* Work instructions:
Give every entry again, unchanged, and leave its images out.

* Records:
----------------------------------------

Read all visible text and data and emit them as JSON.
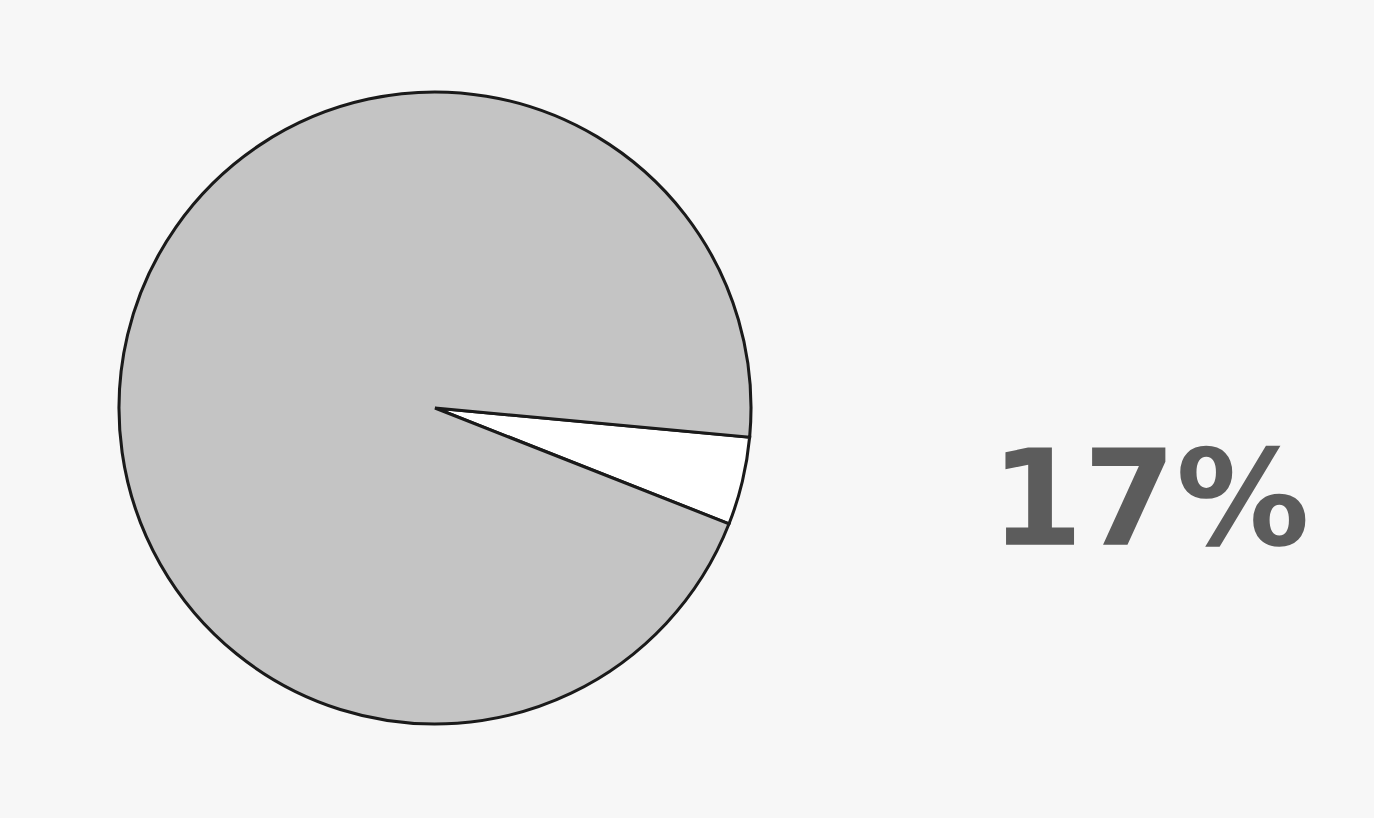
{
  "chart_data": {
    "type": "pie",
    "categories": [
      null,
      null
    ],
    "values": [
      4.5,
      95.5
    ],
    "colors": [
      "#ffffff",
      "#c4c4c4"
    ],
    "annotations": [
      "17%"
    ]
  }
}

----------------------------------------

* Response to the exercise:
Read all visible text and data and emit them as JSON.
{
  "chart_data": {
    "type": "pie",
    "categories": [
      null,
      null
    ],
    "values": [
      4.5,
      95.5
    ],
    "colors": [
      "#ffffff",
      "#c4c4c4"
    ],
    "annotations": [
      "17%"
    ]
  }
}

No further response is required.